Data records:
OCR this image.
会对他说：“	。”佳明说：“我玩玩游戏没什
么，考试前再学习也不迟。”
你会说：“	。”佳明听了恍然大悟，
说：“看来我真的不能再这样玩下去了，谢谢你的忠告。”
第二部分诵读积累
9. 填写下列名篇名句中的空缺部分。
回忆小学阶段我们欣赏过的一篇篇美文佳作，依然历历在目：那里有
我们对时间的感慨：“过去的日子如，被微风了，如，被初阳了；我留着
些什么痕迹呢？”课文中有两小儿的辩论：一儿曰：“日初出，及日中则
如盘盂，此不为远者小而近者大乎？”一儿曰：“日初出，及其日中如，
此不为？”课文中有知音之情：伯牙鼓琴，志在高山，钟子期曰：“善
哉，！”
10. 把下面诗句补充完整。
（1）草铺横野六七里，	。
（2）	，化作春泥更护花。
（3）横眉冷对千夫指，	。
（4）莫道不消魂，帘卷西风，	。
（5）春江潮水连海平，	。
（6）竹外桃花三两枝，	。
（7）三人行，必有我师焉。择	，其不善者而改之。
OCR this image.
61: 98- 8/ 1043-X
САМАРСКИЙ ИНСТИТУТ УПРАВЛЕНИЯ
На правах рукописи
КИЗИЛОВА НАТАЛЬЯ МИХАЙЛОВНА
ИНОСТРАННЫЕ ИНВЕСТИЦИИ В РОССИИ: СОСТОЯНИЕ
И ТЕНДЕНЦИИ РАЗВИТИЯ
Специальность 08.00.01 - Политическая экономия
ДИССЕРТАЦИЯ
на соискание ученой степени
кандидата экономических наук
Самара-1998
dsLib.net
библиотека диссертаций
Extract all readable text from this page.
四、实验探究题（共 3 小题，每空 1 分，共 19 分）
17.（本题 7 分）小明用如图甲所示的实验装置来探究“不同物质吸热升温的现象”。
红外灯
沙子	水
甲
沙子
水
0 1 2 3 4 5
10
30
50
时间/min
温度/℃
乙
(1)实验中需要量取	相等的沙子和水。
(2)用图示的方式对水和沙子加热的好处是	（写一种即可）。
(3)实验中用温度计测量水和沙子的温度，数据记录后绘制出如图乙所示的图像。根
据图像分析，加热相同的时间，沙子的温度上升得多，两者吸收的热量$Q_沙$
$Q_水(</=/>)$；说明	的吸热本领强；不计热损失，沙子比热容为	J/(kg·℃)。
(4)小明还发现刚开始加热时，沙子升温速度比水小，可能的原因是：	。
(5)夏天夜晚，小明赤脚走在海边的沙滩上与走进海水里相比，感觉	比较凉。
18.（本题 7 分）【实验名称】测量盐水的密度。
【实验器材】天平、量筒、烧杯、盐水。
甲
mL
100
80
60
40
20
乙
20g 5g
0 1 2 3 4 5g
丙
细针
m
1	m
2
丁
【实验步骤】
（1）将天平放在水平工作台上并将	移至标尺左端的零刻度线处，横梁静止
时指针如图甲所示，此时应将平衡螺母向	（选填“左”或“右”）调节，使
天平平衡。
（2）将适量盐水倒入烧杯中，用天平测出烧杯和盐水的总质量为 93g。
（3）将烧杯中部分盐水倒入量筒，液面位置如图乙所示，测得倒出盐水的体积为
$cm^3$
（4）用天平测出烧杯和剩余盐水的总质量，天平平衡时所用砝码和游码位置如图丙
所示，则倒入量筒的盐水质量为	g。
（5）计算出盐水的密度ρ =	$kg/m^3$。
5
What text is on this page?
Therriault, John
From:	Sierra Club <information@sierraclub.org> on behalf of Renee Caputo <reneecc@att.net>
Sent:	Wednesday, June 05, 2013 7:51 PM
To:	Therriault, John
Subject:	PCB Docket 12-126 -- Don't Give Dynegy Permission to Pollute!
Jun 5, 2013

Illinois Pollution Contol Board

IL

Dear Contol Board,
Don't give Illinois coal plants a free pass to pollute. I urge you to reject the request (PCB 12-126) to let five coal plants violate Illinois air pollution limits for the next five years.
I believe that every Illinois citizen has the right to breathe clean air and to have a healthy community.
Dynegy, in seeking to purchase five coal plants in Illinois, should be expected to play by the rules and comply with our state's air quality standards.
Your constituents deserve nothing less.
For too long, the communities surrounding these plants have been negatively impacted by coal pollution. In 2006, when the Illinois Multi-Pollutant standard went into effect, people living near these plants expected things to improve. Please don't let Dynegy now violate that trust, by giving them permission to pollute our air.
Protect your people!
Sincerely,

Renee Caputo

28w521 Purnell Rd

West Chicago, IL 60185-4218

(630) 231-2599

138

> Objective:
Go through the material and copy out every line with "five" in it.

> Result of the exercise:
Don't give Illinois coal plants a free pass to pollute. I urge you to reject the request (PCB 12-126) to let five coal plants violate Illinois air pollution limits for the next five years.
Dynegy, in seeking to purchase five coal plants in Illinois, should be expected to play by the rules and comply with our state's air quality standards.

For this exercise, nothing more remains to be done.